## Short problem:
Lift out each line of the data that holds "أحمد".

-- BEGIN --

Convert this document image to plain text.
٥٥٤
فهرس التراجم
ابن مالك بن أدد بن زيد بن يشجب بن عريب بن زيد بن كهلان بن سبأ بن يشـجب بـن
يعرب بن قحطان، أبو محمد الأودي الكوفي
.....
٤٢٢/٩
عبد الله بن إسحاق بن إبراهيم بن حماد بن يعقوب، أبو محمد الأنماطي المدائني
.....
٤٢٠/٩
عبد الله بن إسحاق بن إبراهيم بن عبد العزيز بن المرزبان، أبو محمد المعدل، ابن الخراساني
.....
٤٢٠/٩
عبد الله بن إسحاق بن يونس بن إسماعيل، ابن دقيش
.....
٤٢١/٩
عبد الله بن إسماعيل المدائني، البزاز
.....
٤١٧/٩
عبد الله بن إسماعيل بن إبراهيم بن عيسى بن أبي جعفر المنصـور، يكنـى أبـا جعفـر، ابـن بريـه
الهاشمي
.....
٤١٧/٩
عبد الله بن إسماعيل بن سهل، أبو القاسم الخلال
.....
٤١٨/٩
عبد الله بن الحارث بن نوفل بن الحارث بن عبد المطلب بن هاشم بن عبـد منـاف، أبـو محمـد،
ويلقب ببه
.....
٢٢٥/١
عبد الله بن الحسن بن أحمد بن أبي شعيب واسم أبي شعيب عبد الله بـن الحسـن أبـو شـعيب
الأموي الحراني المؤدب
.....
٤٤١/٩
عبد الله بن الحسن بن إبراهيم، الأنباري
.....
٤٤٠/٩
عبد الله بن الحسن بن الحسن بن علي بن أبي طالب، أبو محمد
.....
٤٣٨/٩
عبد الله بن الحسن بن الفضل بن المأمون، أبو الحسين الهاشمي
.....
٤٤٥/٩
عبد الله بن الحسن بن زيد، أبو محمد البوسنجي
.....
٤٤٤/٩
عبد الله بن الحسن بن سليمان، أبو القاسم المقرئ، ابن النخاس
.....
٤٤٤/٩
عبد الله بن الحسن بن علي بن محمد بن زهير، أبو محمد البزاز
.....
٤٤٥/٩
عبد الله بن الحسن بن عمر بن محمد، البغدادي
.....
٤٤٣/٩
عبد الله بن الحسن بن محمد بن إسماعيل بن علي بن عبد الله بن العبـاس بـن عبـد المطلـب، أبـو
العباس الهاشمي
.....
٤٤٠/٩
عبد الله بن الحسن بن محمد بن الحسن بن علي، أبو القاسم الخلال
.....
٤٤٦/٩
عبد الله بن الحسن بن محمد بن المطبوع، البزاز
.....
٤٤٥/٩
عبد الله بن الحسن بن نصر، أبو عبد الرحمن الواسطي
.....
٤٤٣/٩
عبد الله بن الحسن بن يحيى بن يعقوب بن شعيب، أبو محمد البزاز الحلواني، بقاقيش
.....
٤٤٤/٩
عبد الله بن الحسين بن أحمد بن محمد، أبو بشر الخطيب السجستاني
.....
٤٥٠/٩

-- END --

## Output for this task:
عبد الله بن الحسن بن أحمد بن أبي شعيب واسم أبي شعيب عبد الله بـن الحسـن أبـو شـعيب
عبد الله بن الحسين بن أحمد بن محمد، أبو بشر الخطيب السجستاني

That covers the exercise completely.